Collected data
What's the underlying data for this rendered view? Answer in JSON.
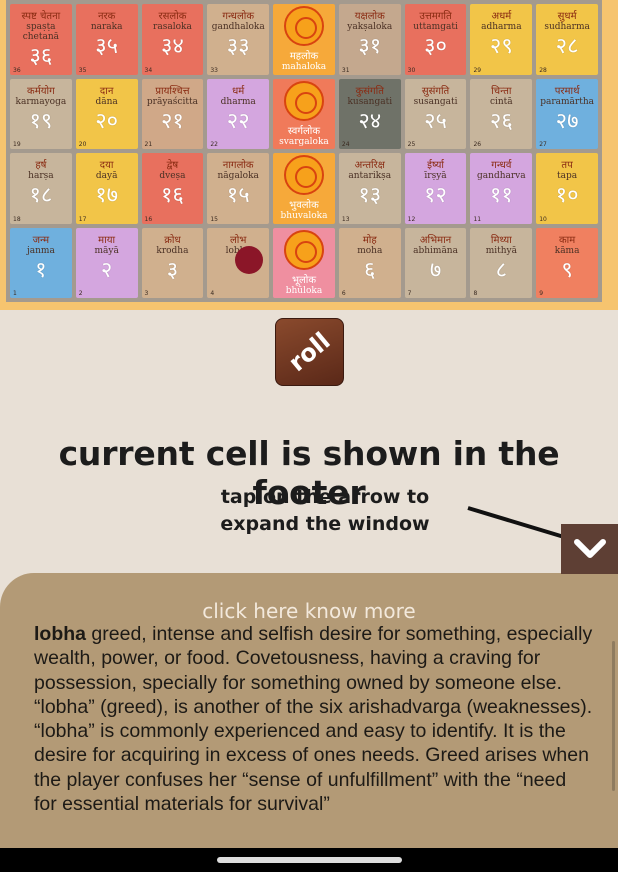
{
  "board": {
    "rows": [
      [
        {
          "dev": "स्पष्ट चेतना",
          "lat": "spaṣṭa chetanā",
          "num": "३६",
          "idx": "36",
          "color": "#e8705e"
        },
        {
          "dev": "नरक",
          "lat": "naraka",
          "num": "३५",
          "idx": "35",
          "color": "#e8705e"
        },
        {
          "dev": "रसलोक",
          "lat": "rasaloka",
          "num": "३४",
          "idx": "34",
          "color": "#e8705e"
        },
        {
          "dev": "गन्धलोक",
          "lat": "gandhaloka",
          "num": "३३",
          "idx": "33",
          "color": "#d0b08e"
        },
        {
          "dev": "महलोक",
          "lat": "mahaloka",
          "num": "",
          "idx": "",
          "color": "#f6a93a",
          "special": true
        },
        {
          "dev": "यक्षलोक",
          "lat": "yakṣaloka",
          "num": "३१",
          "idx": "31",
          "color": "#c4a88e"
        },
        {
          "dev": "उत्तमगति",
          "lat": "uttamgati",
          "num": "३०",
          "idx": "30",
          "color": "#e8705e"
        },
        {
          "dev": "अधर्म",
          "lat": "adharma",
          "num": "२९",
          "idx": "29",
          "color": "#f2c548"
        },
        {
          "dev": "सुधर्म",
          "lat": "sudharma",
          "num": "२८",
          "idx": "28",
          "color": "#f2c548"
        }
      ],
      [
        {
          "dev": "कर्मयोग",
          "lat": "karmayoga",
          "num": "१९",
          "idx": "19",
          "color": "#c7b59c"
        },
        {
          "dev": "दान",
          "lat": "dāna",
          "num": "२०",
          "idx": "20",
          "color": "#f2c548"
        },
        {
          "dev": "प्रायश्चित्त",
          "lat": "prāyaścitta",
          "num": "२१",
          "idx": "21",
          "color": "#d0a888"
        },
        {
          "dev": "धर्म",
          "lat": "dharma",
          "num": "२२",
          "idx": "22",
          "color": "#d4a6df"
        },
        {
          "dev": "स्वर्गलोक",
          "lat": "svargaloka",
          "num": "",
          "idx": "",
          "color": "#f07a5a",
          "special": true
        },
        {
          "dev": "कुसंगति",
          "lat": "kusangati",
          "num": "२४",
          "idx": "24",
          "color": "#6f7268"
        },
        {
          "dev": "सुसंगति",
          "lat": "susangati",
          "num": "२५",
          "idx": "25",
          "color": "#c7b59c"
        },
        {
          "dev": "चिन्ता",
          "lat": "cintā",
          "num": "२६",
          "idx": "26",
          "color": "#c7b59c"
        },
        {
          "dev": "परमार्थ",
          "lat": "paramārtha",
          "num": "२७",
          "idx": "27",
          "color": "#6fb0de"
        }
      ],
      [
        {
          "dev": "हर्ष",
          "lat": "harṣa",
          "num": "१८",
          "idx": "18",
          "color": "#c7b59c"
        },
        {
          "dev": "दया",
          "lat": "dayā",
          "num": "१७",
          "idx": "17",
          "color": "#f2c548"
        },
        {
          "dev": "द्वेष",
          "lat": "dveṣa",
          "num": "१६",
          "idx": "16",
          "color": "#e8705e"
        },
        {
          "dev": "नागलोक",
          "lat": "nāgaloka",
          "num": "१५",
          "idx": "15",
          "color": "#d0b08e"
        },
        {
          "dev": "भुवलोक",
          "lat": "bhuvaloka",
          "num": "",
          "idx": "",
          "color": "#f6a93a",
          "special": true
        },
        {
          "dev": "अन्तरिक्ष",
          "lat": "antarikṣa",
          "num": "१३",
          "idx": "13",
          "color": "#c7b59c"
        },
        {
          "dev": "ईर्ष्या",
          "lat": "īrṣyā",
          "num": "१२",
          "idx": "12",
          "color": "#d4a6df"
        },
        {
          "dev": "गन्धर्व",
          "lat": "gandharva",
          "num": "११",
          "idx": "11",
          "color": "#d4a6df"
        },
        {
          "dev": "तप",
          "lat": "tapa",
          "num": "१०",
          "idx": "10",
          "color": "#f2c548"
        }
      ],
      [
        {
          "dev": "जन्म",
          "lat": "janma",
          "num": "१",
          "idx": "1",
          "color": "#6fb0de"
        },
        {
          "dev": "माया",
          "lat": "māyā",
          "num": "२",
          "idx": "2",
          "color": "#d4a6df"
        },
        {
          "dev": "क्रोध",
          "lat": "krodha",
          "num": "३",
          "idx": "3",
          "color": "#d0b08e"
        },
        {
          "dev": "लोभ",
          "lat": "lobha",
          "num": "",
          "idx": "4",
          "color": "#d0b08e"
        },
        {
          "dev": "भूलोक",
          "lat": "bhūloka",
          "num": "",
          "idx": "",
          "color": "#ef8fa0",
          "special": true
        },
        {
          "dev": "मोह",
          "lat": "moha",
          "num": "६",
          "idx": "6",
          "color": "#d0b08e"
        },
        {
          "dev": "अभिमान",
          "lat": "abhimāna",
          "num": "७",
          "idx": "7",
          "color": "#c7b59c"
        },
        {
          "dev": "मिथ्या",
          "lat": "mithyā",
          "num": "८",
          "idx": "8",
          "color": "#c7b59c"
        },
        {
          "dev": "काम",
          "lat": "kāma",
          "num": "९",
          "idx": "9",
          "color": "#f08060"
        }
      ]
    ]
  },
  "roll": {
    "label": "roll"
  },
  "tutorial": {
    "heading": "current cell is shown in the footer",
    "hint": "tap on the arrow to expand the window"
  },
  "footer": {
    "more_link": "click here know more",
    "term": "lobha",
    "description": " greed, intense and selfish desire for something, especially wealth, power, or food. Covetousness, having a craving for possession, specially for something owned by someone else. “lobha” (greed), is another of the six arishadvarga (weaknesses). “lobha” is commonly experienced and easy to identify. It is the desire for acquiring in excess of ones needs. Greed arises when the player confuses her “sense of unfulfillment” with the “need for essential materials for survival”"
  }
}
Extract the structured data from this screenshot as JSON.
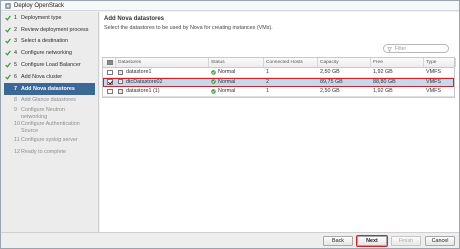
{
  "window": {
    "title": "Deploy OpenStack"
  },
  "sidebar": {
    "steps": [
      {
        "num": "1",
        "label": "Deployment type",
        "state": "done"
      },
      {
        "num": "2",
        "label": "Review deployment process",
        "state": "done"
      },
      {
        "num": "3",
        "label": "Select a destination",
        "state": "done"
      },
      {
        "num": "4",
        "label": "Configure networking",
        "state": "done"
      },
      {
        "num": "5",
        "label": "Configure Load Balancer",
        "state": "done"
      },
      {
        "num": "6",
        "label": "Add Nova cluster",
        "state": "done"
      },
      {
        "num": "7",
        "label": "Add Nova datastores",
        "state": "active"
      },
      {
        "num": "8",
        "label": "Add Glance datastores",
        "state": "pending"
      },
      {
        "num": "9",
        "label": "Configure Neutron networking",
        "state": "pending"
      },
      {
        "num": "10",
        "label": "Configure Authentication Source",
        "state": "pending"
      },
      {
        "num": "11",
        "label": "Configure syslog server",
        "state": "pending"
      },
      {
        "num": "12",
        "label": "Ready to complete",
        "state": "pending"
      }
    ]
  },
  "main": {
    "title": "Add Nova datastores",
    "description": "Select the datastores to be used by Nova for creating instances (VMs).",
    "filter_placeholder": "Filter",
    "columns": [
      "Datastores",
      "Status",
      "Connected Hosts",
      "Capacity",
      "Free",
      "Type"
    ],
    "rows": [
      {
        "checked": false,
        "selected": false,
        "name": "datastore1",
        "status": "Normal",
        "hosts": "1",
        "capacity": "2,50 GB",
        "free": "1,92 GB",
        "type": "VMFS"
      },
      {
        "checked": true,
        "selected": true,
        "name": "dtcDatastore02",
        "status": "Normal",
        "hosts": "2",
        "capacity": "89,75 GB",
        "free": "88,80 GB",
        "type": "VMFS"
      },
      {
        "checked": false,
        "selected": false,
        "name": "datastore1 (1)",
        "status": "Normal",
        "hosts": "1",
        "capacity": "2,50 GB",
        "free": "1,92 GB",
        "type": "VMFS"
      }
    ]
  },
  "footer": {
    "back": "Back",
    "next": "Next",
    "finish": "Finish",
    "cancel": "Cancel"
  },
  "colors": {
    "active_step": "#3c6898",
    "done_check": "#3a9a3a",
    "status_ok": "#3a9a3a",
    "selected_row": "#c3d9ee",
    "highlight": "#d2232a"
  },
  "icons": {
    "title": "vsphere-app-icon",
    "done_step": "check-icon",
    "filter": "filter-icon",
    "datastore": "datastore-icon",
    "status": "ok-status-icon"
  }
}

--

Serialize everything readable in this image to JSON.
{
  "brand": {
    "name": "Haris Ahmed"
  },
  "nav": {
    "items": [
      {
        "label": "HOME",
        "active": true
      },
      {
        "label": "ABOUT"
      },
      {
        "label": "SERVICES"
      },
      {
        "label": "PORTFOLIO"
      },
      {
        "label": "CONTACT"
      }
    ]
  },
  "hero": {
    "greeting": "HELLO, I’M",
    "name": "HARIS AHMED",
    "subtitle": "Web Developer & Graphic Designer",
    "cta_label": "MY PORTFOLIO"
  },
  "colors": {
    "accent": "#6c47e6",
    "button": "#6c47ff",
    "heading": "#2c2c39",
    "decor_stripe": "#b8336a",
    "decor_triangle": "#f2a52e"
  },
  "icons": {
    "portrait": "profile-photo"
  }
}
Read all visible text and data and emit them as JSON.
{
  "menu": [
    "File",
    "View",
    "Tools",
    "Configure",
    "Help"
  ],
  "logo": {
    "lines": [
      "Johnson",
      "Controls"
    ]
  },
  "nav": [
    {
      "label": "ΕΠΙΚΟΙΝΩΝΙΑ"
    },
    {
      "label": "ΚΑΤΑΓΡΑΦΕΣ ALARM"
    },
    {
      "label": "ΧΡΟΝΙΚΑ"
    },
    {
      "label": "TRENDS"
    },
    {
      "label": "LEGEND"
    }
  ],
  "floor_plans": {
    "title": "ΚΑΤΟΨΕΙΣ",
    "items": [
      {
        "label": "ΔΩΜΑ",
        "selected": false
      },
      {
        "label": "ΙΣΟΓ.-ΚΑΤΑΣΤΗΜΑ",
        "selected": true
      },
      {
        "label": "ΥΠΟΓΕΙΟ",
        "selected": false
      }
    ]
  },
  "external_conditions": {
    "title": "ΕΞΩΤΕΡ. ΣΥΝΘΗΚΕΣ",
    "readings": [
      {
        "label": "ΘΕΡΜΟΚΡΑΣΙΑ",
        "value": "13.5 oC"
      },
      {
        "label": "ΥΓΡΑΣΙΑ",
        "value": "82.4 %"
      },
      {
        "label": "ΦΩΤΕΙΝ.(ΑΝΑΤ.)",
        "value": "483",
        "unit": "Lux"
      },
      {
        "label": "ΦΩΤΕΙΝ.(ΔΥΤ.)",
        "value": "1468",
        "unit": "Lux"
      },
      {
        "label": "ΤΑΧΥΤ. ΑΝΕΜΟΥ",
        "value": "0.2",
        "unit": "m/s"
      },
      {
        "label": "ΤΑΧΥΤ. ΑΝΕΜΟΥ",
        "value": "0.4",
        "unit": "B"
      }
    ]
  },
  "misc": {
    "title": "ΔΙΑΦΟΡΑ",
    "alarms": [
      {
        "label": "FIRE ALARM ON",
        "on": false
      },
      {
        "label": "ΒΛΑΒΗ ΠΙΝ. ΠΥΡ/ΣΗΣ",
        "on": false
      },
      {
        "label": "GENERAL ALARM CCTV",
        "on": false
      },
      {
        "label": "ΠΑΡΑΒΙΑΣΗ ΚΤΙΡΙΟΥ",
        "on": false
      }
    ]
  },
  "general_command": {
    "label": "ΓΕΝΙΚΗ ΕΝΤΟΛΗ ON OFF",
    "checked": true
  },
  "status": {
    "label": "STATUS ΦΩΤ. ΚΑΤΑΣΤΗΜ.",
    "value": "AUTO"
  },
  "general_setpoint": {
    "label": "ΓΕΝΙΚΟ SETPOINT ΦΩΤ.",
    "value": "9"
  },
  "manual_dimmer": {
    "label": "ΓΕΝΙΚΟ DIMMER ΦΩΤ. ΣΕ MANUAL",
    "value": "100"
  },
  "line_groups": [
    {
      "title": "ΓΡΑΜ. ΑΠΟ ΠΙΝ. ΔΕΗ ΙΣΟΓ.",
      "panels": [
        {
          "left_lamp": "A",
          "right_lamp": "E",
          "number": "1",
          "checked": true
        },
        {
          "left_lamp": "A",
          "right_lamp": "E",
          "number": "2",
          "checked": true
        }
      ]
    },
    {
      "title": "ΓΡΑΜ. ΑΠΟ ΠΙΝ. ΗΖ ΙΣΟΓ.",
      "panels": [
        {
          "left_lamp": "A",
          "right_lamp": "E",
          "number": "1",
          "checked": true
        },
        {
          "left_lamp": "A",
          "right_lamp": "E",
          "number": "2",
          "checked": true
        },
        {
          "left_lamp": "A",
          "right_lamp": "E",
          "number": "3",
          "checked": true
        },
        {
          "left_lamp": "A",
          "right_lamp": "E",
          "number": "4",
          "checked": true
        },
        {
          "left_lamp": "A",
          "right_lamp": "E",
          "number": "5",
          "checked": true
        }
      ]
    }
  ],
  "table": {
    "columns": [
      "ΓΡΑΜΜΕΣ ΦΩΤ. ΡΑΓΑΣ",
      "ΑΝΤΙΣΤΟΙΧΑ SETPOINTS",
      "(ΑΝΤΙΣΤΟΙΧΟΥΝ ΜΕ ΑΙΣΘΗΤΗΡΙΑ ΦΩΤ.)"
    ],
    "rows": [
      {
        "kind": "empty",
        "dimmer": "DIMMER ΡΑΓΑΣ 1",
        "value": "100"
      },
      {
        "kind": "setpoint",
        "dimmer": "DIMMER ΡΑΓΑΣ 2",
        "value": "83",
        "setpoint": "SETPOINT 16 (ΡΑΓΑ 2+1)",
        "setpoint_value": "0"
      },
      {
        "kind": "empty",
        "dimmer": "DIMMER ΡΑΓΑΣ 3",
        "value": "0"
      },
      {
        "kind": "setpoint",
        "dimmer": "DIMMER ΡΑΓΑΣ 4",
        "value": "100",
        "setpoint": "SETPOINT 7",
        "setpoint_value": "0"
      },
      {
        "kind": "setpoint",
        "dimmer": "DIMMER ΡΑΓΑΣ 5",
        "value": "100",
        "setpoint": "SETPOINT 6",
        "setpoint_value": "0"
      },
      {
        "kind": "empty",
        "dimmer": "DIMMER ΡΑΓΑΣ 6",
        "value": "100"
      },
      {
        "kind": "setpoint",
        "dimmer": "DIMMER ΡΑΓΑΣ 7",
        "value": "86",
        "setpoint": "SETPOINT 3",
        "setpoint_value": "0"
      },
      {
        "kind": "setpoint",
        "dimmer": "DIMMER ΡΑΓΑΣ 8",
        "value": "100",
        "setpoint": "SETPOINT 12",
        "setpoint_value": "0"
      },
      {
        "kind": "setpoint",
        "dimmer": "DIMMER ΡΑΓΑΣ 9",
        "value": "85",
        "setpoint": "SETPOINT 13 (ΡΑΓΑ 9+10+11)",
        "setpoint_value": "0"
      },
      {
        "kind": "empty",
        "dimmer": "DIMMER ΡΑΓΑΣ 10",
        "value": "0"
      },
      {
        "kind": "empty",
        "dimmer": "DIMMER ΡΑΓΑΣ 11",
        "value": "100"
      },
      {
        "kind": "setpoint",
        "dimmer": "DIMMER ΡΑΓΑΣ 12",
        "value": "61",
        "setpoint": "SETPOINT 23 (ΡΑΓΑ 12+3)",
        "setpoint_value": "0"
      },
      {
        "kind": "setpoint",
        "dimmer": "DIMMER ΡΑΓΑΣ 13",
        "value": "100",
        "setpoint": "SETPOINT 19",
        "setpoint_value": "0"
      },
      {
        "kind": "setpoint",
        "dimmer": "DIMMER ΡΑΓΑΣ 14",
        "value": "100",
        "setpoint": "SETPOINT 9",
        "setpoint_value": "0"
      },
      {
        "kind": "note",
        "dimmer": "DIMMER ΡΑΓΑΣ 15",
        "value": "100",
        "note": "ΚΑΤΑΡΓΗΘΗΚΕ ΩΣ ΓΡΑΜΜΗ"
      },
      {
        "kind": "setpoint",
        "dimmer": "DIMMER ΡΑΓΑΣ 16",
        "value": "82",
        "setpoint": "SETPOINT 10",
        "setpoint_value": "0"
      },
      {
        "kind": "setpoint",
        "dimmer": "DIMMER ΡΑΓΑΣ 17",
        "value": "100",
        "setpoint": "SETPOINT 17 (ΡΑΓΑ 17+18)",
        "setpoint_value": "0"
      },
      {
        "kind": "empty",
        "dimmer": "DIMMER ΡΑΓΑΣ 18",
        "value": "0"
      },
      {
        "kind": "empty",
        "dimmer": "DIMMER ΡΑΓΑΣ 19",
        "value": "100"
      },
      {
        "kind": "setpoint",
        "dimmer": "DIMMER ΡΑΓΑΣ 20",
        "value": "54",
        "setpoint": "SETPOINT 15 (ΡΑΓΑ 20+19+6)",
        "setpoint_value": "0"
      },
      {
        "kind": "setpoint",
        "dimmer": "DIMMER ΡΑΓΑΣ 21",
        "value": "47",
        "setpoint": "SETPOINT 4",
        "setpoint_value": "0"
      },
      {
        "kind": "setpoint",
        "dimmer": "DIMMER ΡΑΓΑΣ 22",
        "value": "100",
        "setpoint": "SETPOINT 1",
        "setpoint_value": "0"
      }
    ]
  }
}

Short problem: Report how many lines of the entries hold the word "window". Nothing else is needed.

The output: 2